* Begin EXERCISE INPUT *

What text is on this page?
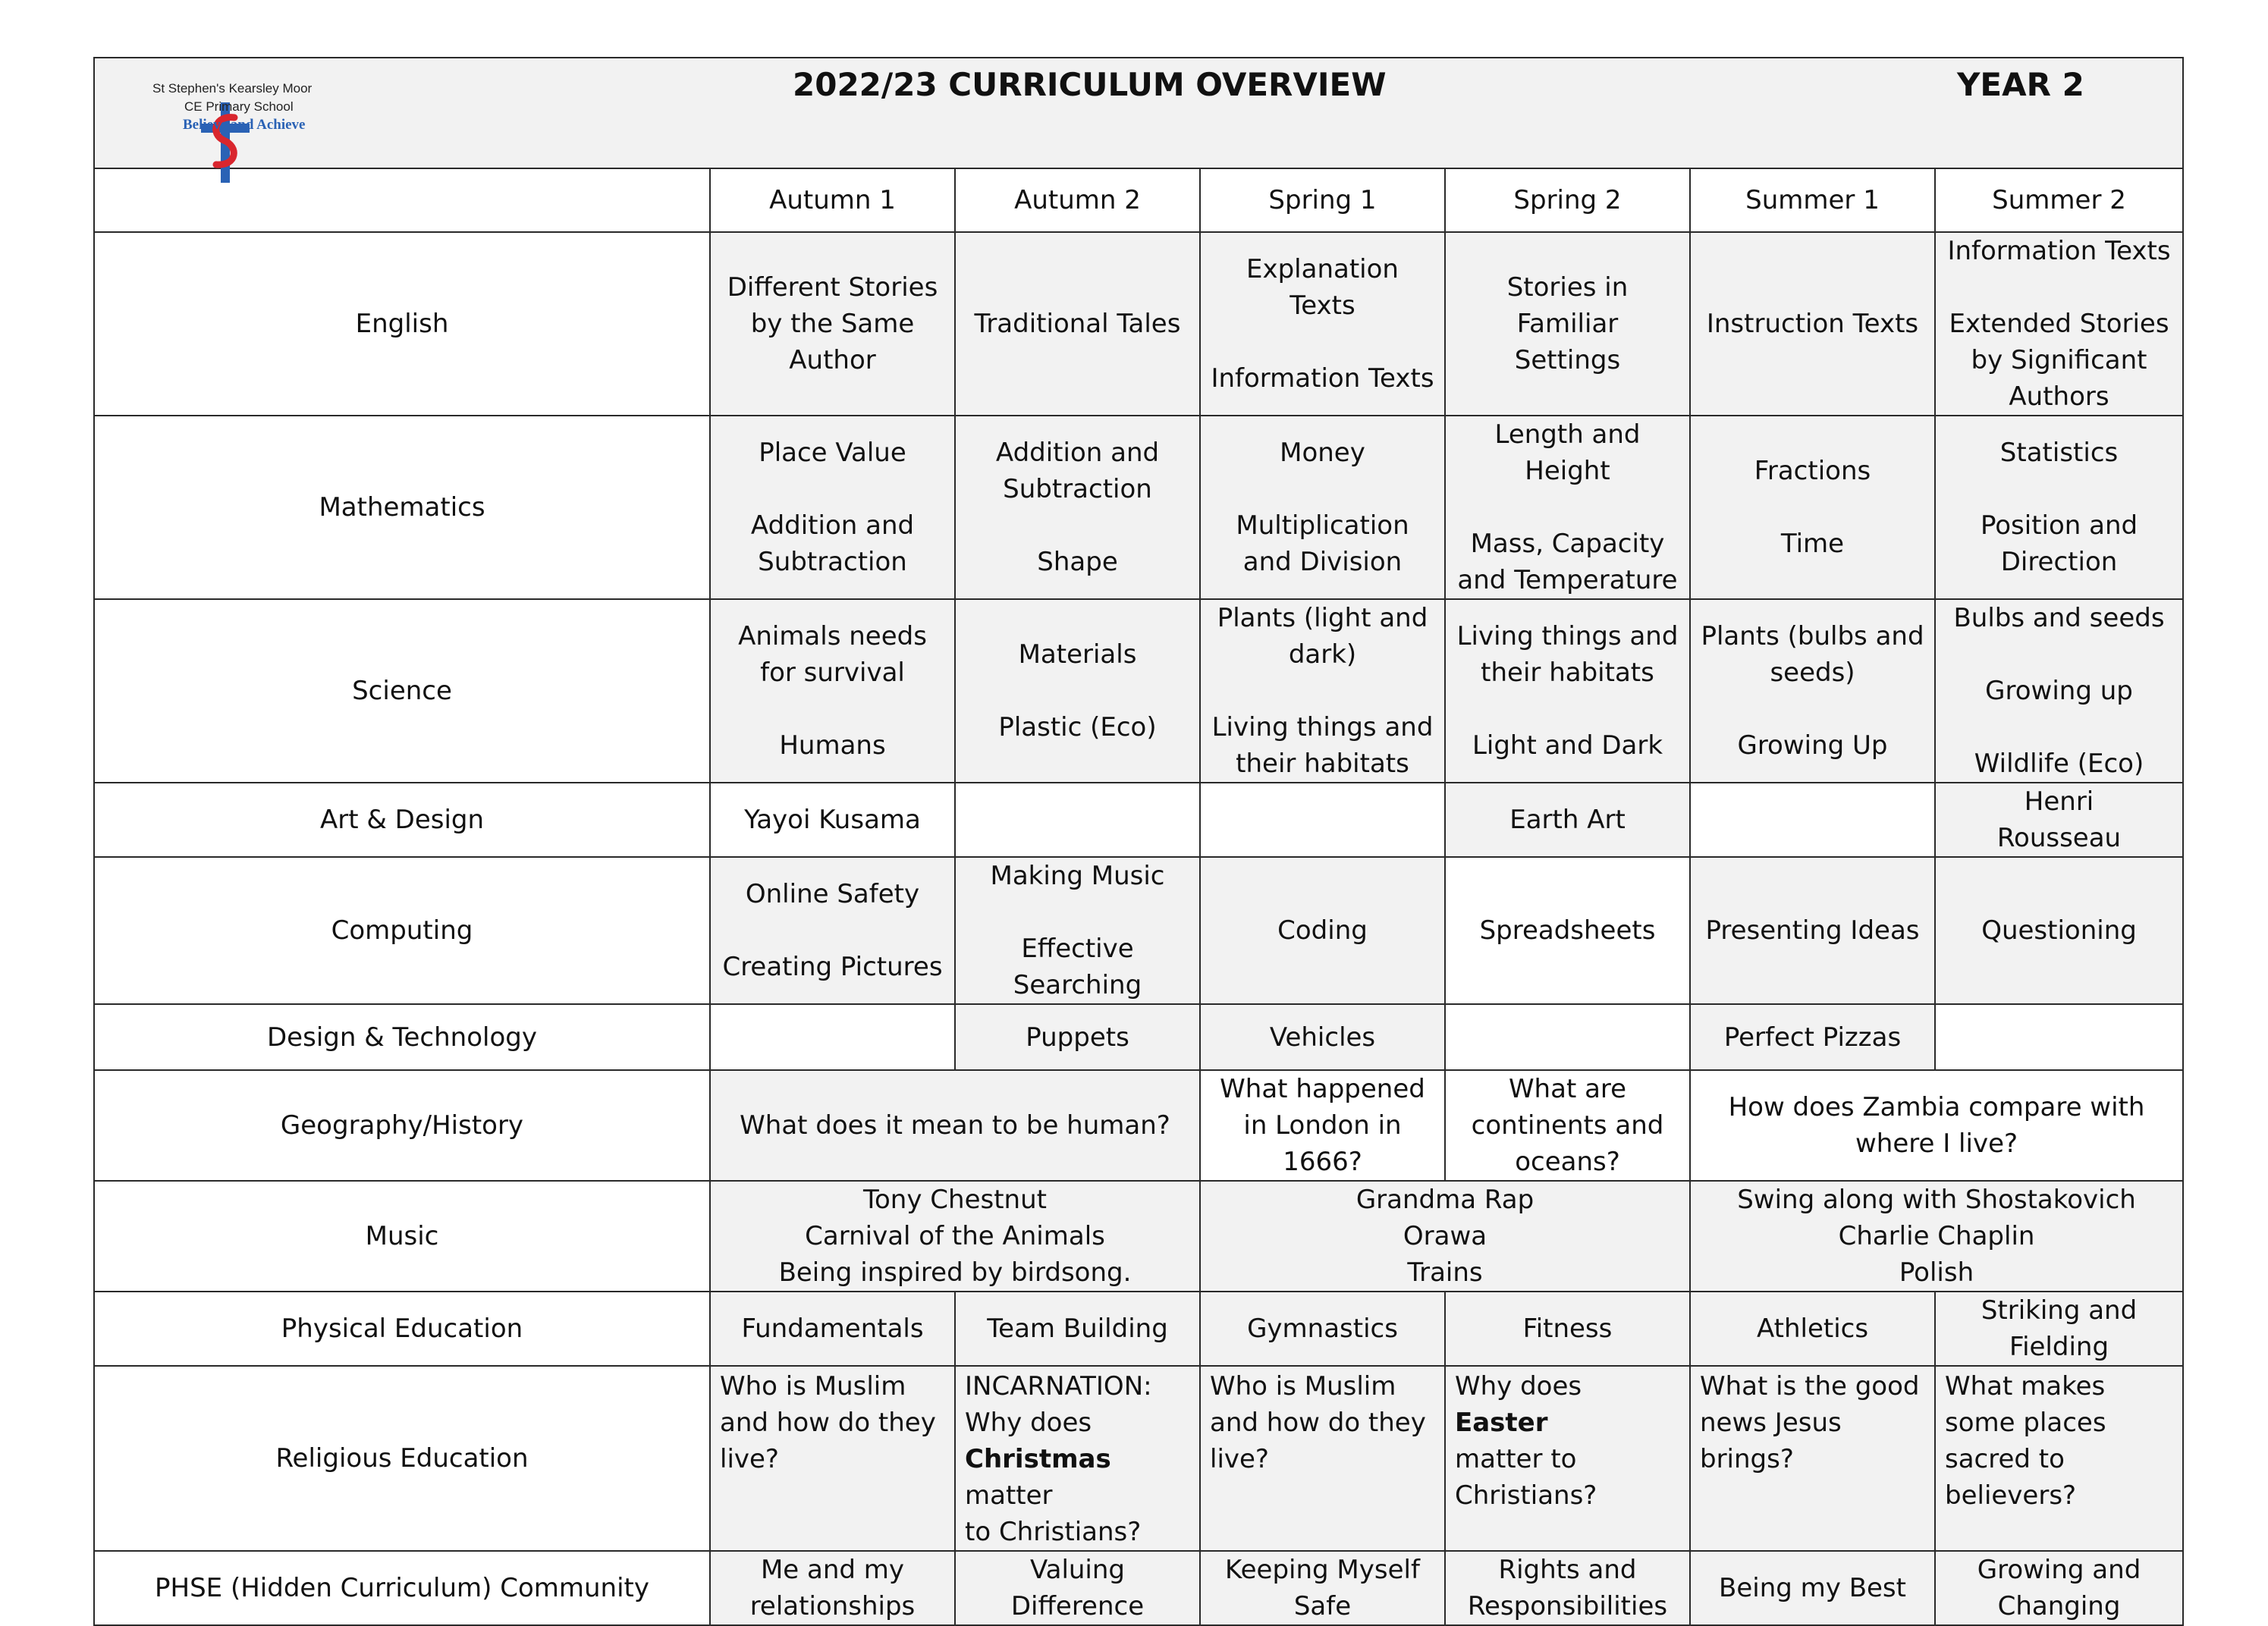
St Stephen's Kearsley Moor
CE Primary School
Believe and Achieve

2022/23 CURRICULUM OVERVIEW YEAR 2						

	Autumn 1	Autumn 2	Spring 1	Spring 2	Summer 1	Summer 2
English	Different Stories
by the Same
Author	Traditional Tales	Explanation Texts

Information Texts	Stories in Familiar
Settings	Instruction Texts	Information Texts

Extended Stories
by Significant
Authors
Mathematics	Place Value

Addition and
Subtraction	Addition and
Subtraction

Shape	Money

Multiplication
and Division	Length and
Height

Mass, Capacity
and Temperature	Fractions

Time	Statistics

Position and
Direction
Science	Animals needs
for survival

Humans	Materials

Plastic (Eco)	Plants (light and
dark)

Living things and
their habitats	Living things and
their habitats

Light and Dark	Plants (bulbs and
seeds)

Growing Up	Bulbs and seeds

Growing up

Wildlife (Eco)
Art & Design	Yayoi Kusama			Earth Art		Henri
Rousseau
Computing	Online Safety

Creating Pictures	Making Music

Effective
Searching	Coding	Spreadsheets	Presenting Ideas	Questioning
Design & Technology		Puppets	Vehicles		Perfect Pizzas	
Geography/History	What does it mean to be human?		What happened
in London in
1666?	What are
continents and
oceans?	How does Zambia compare with
where I live?	
Music	Tony Chestnut
Carnival of the Animals
Being inspired by birdsong.		Grandma Rap
Orawa
Trains		Swing along with Shostakovich
Charlie Chaplin
Polish	
Physical Education	Fundamentals	Team Building	Gymnastics	Fitness	Athletics	Striking and
Fielding
Religious Education	Who is Muslim
and how do they
live?	INCARNATION:
Why does
Christmas matter
to Christians?	Who is Muslim
and how do they
live?	Why does Easter
matter to
Christians?	What is the good
news Jesus
brings?	What makes
some places
sacred to
believers?
PHSE (Hidden Curriculum) Community	Me and my
relationships	Valuing
Difference	Keeping Myself
Safe	Rights and
Responsibilities	Being my Best	Growing and
Changing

* End EXERCISE INPUT *

[REQUIRED WORK]
Go through the lines above. Select every one that has the string "What".

[ANSWER]
What text is on this page?
Geography/History	What does it mean to be human?		What happened
1666?	What are
Christians?	What is the good
brings?	What makes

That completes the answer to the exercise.